#### [GOAL]
Make an exact copy of the records, with the images left out.

#### [RECORD LIST]
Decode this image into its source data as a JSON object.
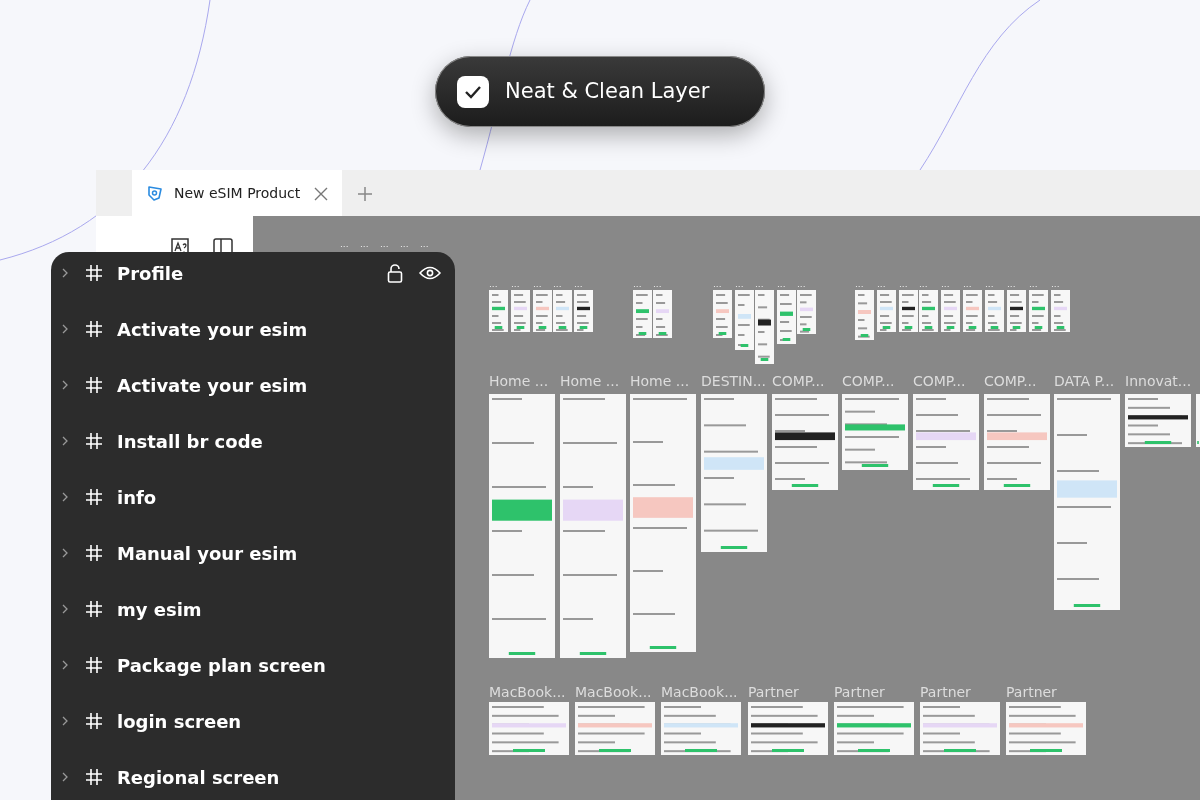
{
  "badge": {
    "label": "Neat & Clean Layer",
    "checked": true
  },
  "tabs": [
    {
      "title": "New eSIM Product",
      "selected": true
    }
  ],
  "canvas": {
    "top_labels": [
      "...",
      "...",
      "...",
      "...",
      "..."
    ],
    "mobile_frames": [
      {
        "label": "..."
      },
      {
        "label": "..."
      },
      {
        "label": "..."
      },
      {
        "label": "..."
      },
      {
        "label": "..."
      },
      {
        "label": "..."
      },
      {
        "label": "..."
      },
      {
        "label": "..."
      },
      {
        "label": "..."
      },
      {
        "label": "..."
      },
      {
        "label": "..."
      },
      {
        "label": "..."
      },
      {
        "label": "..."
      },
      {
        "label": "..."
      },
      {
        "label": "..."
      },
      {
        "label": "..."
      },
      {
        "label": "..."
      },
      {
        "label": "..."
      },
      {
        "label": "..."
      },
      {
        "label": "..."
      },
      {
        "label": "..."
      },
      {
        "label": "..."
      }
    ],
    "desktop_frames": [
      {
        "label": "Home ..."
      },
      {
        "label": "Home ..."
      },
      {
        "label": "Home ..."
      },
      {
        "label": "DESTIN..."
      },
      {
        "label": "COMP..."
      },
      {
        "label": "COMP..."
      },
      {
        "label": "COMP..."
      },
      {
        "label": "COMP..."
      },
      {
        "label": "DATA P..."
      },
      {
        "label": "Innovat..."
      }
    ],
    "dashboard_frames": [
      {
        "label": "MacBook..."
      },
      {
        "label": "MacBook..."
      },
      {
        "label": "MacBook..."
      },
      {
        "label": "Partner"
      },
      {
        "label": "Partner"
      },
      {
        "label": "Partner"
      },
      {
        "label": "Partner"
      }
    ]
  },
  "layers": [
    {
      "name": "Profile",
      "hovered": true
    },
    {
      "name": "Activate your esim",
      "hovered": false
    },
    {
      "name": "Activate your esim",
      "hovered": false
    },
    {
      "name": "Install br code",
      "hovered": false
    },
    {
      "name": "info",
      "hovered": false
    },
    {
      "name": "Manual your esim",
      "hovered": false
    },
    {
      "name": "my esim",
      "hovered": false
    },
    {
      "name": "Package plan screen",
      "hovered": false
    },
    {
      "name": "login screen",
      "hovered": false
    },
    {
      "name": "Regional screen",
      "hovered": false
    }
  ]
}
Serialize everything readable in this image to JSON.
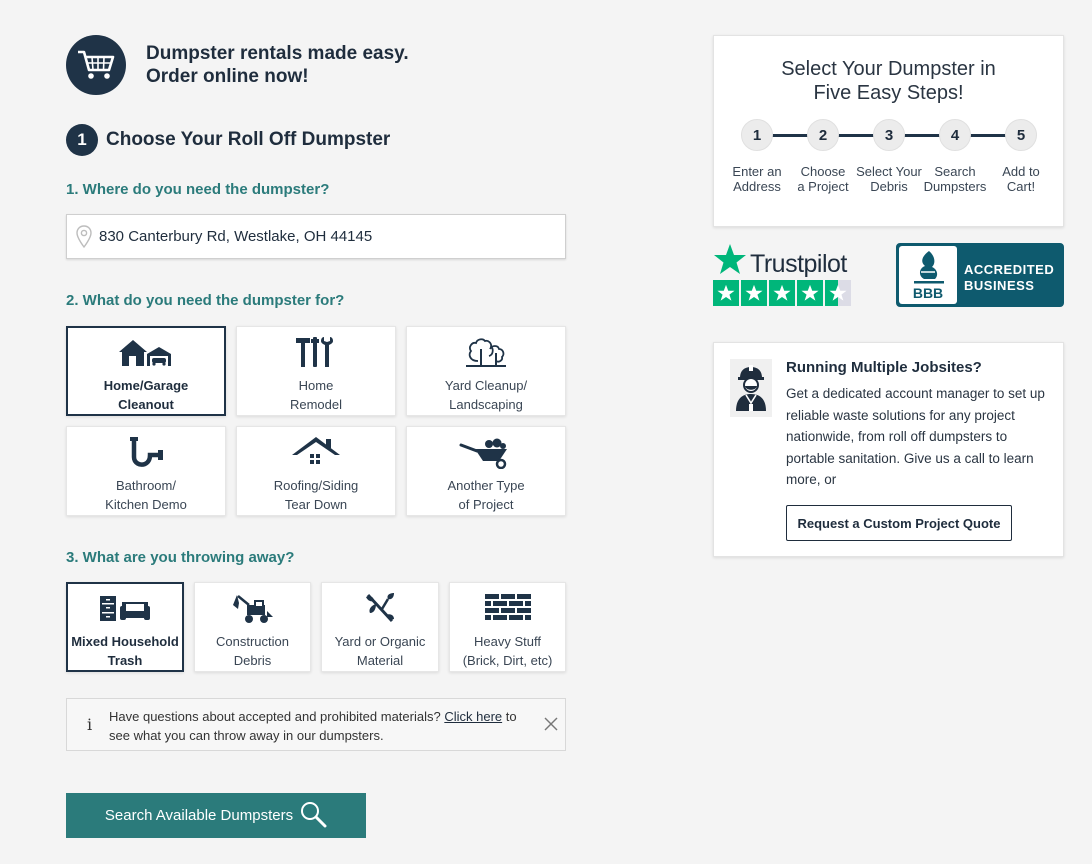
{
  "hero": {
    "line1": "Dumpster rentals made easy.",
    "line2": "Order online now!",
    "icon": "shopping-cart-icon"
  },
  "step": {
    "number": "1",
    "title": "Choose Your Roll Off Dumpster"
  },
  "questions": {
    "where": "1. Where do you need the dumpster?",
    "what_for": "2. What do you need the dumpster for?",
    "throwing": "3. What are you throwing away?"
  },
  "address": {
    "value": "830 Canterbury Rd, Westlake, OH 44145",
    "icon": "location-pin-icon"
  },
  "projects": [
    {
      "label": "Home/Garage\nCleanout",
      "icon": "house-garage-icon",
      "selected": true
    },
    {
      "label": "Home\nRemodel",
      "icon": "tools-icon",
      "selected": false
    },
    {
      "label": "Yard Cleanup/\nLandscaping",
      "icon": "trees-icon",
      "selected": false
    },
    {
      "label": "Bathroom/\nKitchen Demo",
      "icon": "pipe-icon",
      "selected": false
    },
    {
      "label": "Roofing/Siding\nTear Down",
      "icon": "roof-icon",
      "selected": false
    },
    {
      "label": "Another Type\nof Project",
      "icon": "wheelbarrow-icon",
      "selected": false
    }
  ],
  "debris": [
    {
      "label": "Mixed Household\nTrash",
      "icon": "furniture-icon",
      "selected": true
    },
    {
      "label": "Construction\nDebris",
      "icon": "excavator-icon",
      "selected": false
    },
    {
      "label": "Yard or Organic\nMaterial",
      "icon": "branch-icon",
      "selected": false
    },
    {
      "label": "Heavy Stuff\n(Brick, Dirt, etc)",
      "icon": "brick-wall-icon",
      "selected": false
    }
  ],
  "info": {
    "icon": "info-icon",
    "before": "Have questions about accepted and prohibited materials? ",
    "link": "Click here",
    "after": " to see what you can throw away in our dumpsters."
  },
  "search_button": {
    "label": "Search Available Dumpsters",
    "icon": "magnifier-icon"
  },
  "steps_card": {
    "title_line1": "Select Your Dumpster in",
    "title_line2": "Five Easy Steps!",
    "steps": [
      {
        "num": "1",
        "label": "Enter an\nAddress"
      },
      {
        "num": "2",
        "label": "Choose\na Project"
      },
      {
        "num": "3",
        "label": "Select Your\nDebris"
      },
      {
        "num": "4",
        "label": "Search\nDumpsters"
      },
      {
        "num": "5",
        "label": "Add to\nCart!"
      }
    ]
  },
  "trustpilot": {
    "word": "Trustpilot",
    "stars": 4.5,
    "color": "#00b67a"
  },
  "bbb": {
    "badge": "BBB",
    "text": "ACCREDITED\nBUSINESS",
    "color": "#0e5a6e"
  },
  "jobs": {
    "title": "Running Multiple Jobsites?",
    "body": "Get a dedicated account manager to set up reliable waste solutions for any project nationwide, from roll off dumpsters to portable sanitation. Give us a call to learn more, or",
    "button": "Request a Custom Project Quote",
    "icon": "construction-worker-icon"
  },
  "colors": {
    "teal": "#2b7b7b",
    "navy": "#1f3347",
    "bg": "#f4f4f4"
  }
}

#### [PROBLEM SOLUTION]
Decode this image into its source data as a JSON object.
{
  "badge": {
    "label": "Neat & Clean Layer",
    "checked": true
  },
  "tabs": [
    {
      "title": "New eSIM Product",
      "selected": true
    }
  ],
  "canvas": {
    "top_labels": [
      "...",
      "...",
      "...",
      "...",
      "..."
    ],
    "mobile_frames": [
      {
        "label": "..."
      },
      {
        "label": "..."
      },
      {
        "label": "..."
      },
      {
        "label": "..."
      },
      {
        "label": "..."
      },
      {
        "label": "..."
      },
      {
        "label": "..."
      },
      {
        "label": "..."
      },
      {
        "label": "..."
      },
      {
        "label": "..."
      },
      {
        "label": "..."
      },
      {
        "label": "..."
      },
      {
        "label": "..."
      },
      {
        "label": "..."
      },
      {
        "label": "..."
      },
      {
        "label": "..."
      },
      {
        "label": "..."
      },
      {
        "label": "..."
      },
      {
        "label": "..."
      },
      {
        "label": "..."
      },
      {
        "label": "..."
      },
      {
        "label": "..."
      }
    ],
    "desktop_frames": [
      {
        "label": "Home ..."
      },
      {
        "label": "Home ..."
      },
      {
        "label": "Home ..."
      },
      {
        "label": "DESTIN..."
      },
      {
        "label": "COMP..."
      },
      {
        "label": "COMP..."
      },
      {
        "label": "COMP..."
      },
      {
        "label": "COMP..."
      },
      {
        "label": "DATA P..."
      },
      {
        "label": "Innovat..."
      }
    ],
    "dashboard_frames": [
      {
        "label": "MacBook..."
      },
      {
        "label": "MacBook..."
      },
      {
        "label": "MacBook..."
      },
      {
        "label": "Partner"
      },
      {
        "label": "Partner"
      },
      {
        "label": "Partner"
      },
      {
        "label": "Partner"
      }
    ]
  },
  "layers": [
    {
      "name": "Profile",
      "hovered": true
    },
    {
      "name": "Activate your esim",
      "hovered": false
    },
    {
      "name": "Activate your esim",
      "hovered": false
    },
    {
      "name": "Install br code",
      "hovered": false
    },
    {
      "name": "info",
      "hovered": false
    },
    {
      "name": "Manual your esim",
      "hovered": false
    },
    {
      "name": "my esim",
      "hovered": false
    },
    {
      "name": "Package plan screen",
      "hovered": false
    },
    {
      "name": "login screen",
      "hovered": false
    },
    {
      "name": "Regional screen",
      "hovered": false
    }
  ]
}
Serialize everything readable in this image to JSON.
{
  "hero": {
    "line1": "Dumpster rentals made easy.",
    "line2": "Order online now!",
    "icon": "shopping-cart-icon"
  },
  "step": {
    "number": "1",
    "title": "Choose Your Roll Off Dumpster"
  },
  "questions": {
    "where": "1. Where do you need the dumpster?",
    "what_for": "2. What do you need the dumpster for?",
    "throwing": "3. What are you throwing away?"
  },
  "address": {
    "value": "830 Canterbury Rd, Westlake, OH 44145",
    "icon": "location-pin-icon"
  },
  "projects": [
    {
      "label": "Home/Garage\nCleanout",
      "icon": "house-garage-icon",
      "selected": true
    },
    {
      "label": "Home\nRemodel",
      "icon": "tools-icon",
      "selected": false
    },
    {
      "label": "Yard Cleanup/\nLandscaping",
      "icon": "trees-icon",
      "selected": false
    },
    {
      "label": "Bathroom/\nKitchen Demo",
      "icon": "pipe-icon",
      "selected": false
    },
    {
      "label": "Roofing/Siding\nTear Down",
      "icon": "roof-icon",
      "selected": false
    },
    {
      "label": "Another Type\nof Project",
      "icon": "wheelbarrow-icon",
      "selected": false
    }
  ],
  "debris": [
    {
      "label": "Mixed Household\nTrash",
      "icon": "furniture-icon",
      "selected": true
    },
    {
      "label": "Construction\nDebris",
      "icon": "excavator-icon",
      "selected": false
    },
    {
      "label": "Yard or Organic\nMaterial",
      "icon": "branch-icon",
      "selected": false
    },
    {
      "label": "Heavy Stuff\n(Brick, Dirt, etc)",
      "icon": "brick-wall-icon",
      "selected": false
    }
  ],
  "info": {
    "icon": "info-icon",
    "before": "Have questions about accepted and prohibited materials? ",
    "link": "Click here",
    "after": " to see what you can throw away in our dumpsters."
  },
  "search_button": {
    "label": "Search Available Dumpsters",
    "icon": "magnifier-icon"
  },
  "steps_card": {
    "title_line1": "Select Your Dumpster in",
    "title_line2": "Five Easy Steps!",
    "steps": [
      {
        "num": "1",
        "label": "Enter an\nAddress"
      },
      {
        "num": "2",
        "label": "Choose\na Project"
      },
      {
        "num": "3",
        "label": "Select Your\nDebris"
      },
      {
        "num": "4",
        "label": "Search\nDumpsters"
      },
      {
        "num": "5",
        "label": "Add to\nCart!"
      }
    ]
  },
  "trustpilot": {
    "word": "Trustpilot",
    "stars": 4.5,
    "color": "#00b67a"
  },
  "bbb": {
    "badge": "BBB",
    "text": "ACCREDITED\nBUSINESS",
    "color": "#0e5a6e"
  },
  "jobs": {
    "title": "Running Multiple Jobsites?",
    "body": "Get a dedicated account manager to set up reliable waste solutions for any project nationwide, from roll off dumpsters to portable sanitation. Give us a call to learn more, or",
    "button": "Request a Custom Project Quote",
    "icon": "construction-worker-icon"
  },
  "colors": {
    "teal": "#2b7b7b",
    "navy": "#1f3347",
    "bg": "#f4f4f4"
  }
}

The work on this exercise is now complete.